Goal -
Pull out every line containing the string "color".
___ Working data ___
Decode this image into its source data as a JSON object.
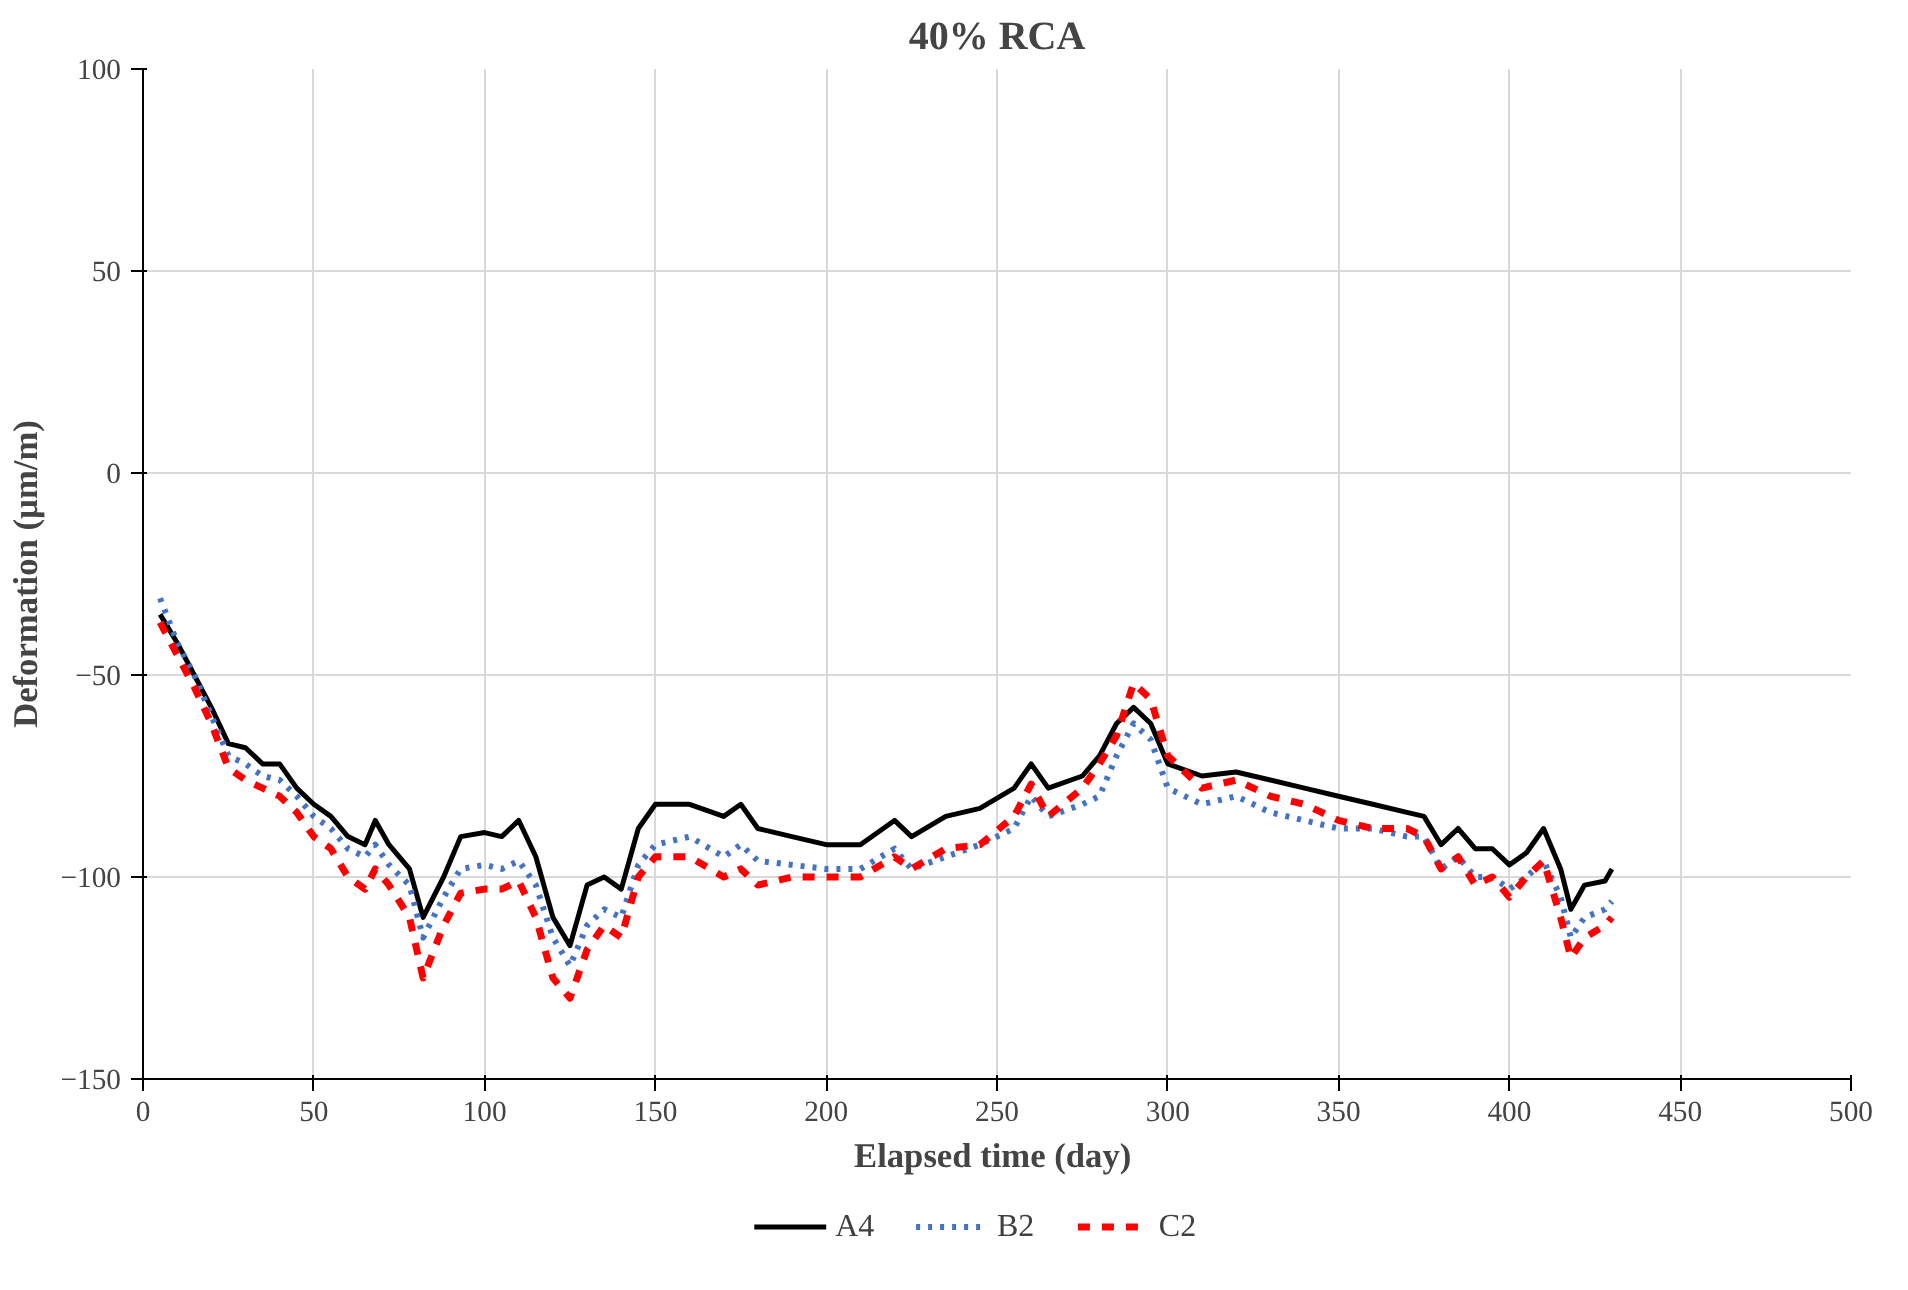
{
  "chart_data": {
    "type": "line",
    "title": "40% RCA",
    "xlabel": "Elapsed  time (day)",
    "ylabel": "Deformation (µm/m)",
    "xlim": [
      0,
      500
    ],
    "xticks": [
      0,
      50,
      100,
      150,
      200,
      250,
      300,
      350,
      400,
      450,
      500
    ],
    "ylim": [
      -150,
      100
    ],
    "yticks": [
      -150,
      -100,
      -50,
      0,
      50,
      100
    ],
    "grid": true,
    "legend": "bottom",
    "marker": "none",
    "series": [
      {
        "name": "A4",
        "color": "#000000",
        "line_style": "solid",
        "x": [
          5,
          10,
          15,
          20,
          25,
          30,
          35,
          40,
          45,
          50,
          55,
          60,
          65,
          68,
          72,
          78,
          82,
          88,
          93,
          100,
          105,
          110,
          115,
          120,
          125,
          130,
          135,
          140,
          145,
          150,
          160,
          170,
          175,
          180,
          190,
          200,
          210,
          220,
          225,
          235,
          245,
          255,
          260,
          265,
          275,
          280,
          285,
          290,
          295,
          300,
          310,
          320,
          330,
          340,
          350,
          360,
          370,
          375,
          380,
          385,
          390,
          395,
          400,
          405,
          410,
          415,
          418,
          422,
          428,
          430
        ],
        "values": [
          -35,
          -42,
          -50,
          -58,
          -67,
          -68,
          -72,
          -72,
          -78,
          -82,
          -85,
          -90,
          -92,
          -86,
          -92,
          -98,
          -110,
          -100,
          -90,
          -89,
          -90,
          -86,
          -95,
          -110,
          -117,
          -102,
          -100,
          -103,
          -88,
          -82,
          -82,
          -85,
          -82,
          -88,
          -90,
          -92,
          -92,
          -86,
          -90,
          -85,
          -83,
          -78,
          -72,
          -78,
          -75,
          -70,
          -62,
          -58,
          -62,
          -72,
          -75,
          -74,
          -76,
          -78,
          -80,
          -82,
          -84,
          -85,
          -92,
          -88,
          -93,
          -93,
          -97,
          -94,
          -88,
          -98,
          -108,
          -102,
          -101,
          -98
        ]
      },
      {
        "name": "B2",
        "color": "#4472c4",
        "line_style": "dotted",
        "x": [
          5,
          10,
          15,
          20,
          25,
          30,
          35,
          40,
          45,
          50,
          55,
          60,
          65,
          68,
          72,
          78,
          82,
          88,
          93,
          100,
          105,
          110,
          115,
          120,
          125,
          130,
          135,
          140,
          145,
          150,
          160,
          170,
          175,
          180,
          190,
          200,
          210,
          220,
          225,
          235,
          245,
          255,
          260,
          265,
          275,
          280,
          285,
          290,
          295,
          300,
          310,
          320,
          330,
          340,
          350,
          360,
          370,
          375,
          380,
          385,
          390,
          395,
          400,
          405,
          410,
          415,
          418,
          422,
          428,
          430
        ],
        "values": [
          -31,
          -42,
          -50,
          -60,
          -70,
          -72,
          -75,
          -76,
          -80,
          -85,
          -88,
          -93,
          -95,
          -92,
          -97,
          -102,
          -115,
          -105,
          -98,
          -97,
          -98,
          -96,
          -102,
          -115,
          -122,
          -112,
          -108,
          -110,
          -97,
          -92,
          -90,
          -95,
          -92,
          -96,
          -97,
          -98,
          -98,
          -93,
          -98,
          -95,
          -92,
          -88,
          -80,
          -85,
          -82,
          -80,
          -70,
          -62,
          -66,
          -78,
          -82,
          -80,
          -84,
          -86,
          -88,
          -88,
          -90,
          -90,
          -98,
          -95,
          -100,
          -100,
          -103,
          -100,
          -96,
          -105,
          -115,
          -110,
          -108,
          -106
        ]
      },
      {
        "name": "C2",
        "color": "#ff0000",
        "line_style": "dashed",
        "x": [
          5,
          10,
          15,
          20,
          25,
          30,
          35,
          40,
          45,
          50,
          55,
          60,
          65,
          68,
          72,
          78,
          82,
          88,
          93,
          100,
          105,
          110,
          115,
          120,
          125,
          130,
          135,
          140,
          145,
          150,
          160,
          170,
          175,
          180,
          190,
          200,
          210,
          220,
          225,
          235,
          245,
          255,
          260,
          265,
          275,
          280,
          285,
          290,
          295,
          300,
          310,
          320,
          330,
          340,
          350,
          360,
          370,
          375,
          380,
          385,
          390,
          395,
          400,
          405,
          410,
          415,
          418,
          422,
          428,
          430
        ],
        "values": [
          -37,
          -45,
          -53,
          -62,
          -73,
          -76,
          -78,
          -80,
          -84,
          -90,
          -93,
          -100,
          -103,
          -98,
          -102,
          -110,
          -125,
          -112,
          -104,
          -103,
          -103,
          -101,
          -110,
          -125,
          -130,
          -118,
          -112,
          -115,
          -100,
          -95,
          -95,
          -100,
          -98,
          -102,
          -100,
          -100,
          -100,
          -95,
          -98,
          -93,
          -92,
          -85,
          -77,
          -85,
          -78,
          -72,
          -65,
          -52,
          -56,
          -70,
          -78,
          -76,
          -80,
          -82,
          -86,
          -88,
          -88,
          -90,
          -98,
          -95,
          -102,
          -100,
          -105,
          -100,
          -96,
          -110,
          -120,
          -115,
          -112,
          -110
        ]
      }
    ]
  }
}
___
Exercise answer -
        "color": "#000000",
        "color": "#4472c4",
        "color": "#ff0000",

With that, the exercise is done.